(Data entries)
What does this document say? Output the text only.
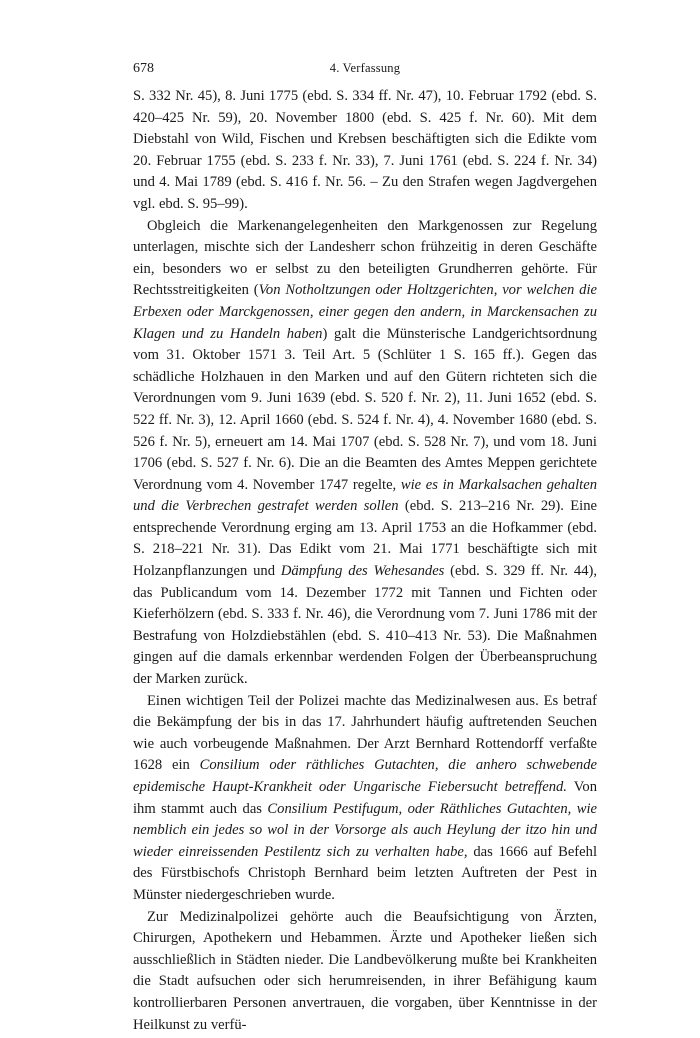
678	4. Verfassung

S. 332 Nr. 45), 8. Juni 1775 (ebd. S. 334 ff. Nr. 47), 10. Februar 1792 (ebd. S. 420–425 Nr. 59), 20. November 1800 (ebd. S. 425 f. Nr. 60). Mit dem Diebstahl von Wild, Fischen und Krebsen beschäftigten sich die Edikte vom 20. Februar 1755 (ebd. S. 233 f. Nr. 33), 7. Juni 1761 (ebd. S. 224 f. Nr. 34) und 4. Mai 1789 (ebd. S. 416 f. Nr. 56. – Zu den Strafen wegen Jagdvergehen vgl. ebd. S. 95–99).

Obgleich die Markenangelegenheiten den Markgenossen zur Regelung unterlagen, mischte sich der Landesherr schon frühzeitig in deren Geschäfte ein, besonders wo er selbst zu den beteiligten Grundherren gehörte. Für Rechtsstreitigkeiten (Von Notholtzungen oder Holtzgerichten, vor welchen die Erbexen oder Marckgenossen, einer gegen den andern, in Marckensachen zu Klagen und zu Handeln haben) galt die Münsterische Landgerichtsordnung vom 31. Oktober 1571 3. Teil Art. 5 (Schlüter 1 S. 165 ff.). Gegen das schädliche Holzhauen in den Marken und auf den Gütern richteten sich die Verordnungen vom 9. Juni 1639 (ebd. S. 520 f. Nr. 2), 11. Juni 1652 (ebd. S. 522 ff. Nr. 3), 12. April 1660 (ebd. S. 524 f. Nr. 4), 4. November 1680 (ebd. S. 526 f. Nr. 5), erneuert am 14. Mai 1707 (ebd. S. 528 Nr. 7), und vom 18. Juni 1706 (ebd. S. 527 f. Nr. 6). Die an die Beamten des Amtes Meppen gerichtete Verordnung vom 4. November 1747 regelte, wie es in Markalsachen gehalten und die Verbrechen gestrafet werden sollen (ebd. S. 213–216 Nr. 29). Eine entsprechende Verordnung erging am 13. April 1753 an die Hofkammer (ebd. S. 218–221 Nr. 31). Das Edikt vom 21. Mai 1771 beschäftigte sich mit Holzanpflanzungen und Dämpfung des Wehesandes (ebd. S. 329 ff. Nr. 44), das Publicandum vom 14. Dezember 1772 mit Tannen und Fichten oder Kieferhölzern (ebd. S. 333 f. Nr. 46), die Verordnung vom 7. Juni 1786 mit der Bestrafung von Holzdiebstählen (ebd. S. 410–413 Nr. 53). Die Maßnahmen gingen auf die damals erkennbar werdenden Folgen der Überbeanspruchung der Marken zurück.

Einen wichtigen Teil der Polizei machte das Medizinalwesen aus. Es betraf die Bekämpfung der bis in das 17. Jahrhundert häufig auftretenden Seuchen wie auch vorbeugende Maßnahmen. Der Arzt Bernhard Rottendorff verfaßte 1628 ein Consilium oder räthliches Gutachten, die anhero schwebende epidemische Haupt-Krankheit oder Ungarische Fiebersucht betreffend. Von ihm stammt auch das Consilium Pestifugum, oder Räthliches Gutachten, wie nemblich ein jedes so wol in der Vorsorge als auch Heylung der itzo hin und wieder einreissenden Pestilentz sich zu verhalten habe, das 1666 auf Befehl des Fürstbischofs Christoph Bernhard beim letzten Auftreten der Pest in Münster niedergeschrieben wurde.

Zur Medizinalpolizei gehörte auch die Beaufsichtigung von Ärzten, Chirurgen, Apothekern und Hebammen. Ärzte und Apotheker ließen sich ausschließlich in Städten nieder. Die Landbevölkerung mußte bei Krankheiten die Stadt aufsuchen oder sich herumreisenden, in ihrer Befähigung kaum kontrollierbaren Personen anvertrauen, die vorgaben, über Kenntnisse in der Heilkunst zu verfü-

GIVEN EXERCISE:
In the records above, locate each line with the word "auch". Copy all such lines.

ANSWER FOR THIS EXERCISE:
Einen wichtigen Teil der Polizei machte das Medizinalwesen aus. Es betraf die Bekämpfung der bis in das 17. Jahrhundert häufig auftretenden Seuchen wie auch vorbeugende Maßnahmen. Der Arzt Bernhard Rottendorff verfaßte 1628 ein Consilium oder räthliches Gutachten, die anhero schwebende epidemische Haupt-Krankheit oder Ungarische Fiebersucht betreffend. Von ihm stammt auch das Consilium Pestifugum, oder Räthliches Gutachten, wie nemblich ein jedes so wol in der Vorsorge als auch Heylung der itzo hin und wieder einreissenden Pestilentz sich zu verhalten habe, das 1666 auf Befehl des Fürstbischofs Christoph Bernhard beim letzten Auftreten der Pest in Münster niedergeschrieben wurde.
Zur Medizinalpolizei gehörte auch die Beaufsichtigung von Ärzten, Chirurgen, Apothekern und Hebammen. Ärzte und Apotheker ließen sich ausschließlich in Städten nieder. Die Landbevölkerung mußte bei Krankheiten die Stadt aufsuchen oder sich herumreisenden, in ihrer Befähigung kaum kontrollierbaren Personen anvertrauen, die vorgaben, über Kenntnisse in der Heilkunst zu verfü-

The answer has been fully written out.